··· TASK INPUT ···

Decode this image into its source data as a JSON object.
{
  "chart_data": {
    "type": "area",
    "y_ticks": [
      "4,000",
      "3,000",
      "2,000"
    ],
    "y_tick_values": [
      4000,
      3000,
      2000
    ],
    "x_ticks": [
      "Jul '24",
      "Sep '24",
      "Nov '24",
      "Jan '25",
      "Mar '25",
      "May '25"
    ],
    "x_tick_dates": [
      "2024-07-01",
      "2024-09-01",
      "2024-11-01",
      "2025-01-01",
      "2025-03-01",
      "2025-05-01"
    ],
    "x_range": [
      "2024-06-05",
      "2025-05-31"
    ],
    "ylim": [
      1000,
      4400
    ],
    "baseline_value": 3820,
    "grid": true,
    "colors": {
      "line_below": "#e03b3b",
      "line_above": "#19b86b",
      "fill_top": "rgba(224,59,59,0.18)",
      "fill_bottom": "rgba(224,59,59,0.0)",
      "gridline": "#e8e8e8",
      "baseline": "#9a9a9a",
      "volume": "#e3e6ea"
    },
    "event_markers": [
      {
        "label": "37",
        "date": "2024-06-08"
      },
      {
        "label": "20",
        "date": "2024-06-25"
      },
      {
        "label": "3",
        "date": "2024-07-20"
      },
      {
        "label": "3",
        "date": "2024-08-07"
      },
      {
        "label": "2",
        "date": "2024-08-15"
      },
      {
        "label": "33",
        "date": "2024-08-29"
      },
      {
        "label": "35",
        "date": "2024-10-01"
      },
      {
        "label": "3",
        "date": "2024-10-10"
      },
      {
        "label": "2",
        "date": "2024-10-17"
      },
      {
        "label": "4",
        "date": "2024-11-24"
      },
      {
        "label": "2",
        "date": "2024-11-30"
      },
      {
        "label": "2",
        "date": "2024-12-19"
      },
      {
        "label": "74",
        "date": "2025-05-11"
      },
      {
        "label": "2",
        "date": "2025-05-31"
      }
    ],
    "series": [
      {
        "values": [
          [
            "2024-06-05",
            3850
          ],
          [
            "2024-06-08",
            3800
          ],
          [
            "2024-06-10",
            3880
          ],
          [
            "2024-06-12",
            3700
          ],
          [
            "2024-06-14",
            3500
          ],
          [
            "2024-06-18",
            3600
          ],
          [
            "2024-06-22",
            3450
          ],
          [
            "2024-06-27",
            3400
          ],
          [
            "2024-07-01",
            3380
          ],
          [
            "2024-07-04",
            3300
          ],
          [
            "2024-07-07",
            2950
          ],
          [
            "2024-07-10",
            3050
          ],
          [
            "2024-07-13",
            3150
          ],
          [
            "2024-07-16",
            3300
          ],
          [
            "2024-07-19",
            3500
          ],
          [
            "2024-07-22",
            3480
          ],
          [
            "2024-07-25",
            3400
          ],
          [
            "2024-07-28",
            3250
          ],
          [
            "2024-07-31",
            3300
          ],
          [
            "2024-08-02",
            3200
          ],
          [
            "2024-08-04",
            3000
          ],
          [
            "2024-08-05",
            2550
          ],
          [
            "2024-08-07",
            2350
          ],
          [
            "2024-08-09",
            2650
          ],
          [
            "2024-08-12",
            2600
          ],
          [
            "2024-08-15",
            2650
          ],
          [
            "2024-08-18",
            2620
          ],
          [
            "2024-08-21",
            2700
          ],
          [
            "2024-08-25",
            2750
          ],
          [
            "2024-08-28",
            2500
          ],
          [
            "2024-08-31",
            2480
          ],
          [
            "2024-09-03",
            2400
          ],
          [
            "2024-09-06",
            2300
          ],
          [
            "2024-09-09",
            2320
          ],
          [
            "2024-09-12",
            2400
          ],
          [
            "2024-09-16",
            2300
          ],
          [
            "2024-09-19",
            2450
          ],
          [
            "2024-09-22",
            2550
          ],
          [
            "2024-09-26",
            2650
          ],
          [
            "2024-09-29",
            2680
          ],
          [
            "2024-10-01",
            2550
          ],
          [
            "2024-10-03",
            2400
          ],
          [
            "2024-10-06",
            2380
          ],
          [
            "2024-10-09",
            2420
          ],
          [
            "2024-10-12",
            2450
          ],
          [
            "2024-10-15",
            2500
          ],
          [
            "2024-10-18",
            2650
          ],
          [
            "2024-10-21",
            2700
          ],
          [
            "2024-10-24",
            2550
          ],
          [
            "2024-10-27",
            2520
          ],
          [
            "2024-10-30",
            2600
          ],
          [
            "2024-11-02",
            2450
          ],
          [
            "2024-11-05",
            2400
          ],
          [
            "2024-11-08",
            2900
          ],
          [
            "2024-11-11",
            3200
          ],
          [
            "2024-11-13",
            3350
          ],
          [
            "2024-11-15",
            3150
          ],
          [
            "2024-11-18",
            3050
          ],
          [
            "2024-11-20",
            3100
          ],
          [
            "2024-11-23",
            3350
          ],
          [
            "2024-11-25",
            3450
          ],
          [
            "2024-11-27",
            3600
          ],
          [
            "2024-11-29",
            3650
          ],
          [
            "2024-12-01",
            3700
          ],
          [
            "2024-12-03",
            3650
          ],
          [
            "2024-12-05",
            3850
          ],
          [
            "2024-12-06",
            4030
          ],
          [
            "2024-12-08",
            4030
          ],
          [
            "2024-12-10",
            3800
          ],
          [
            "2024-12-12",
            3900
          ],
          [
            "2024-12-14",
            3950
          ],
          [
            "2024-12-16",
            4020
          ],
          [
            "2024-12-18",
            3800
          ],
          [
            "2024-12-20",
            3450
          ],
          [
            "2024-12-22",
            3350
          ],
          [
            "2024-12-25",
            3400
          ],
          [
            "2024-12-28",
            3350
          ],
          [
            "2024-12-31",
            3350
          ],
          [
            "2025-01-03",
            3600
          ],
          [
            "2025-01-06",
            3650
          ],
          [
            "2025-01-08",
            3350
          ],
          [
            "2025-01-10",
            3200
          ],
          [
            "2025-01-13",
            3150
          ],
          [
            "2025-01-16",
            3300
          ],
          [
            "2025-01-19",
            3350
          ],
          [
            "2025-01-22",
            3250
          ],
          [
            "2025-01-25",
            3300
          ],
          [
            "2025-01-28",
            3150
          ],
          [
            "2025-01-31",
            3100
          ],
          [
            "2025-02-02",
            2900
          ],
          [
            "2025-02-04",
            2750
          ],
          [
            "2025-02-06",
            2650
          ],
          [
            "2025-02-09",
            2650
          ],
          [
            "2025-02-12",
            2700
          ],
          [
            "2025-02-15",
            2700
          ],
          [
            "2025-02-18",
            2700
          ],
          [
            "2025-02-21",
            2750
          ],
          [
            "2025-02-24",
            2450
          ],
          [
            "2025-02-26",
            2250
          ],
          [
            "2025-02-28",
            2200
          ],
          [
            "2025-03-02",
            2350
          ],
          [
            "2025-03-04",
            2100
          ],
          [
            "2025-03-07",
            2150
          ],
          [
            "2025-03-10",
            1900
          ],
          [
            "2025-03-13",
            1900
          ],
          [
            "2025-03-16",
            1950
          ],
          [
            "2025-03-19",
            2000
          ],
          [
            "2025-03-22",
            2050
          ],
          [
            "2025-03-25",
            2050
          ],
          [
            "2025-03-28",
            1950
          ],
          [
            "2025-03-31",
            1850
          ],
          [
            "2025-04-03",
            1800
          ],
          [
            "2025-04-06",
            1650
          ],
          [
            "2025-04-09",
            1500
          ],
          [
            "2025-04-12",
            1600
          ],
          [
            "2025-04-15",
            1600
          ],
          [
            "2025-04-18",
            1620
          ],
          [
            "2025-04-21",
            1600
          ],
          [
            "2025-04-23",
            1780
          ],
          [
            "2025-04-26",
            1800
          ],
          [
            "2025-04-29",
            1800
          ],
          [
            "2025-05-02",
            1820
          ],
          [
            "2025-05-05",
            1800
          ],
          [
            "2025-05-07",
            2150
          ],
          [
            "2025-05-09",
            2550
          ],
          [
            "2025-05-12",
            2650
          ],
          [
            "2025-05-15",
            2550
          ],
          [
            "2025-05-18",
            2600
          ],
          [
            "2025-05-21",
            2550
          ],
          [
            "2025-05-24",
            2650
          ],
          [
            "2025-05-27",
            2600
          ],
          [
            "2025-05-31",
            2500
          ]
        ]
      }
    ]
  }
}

···

REQUIREMENT –
Report how many lines in these entries contain "rgba". Answer with the number only.

OUTPUT OF THE EXERCISE –
2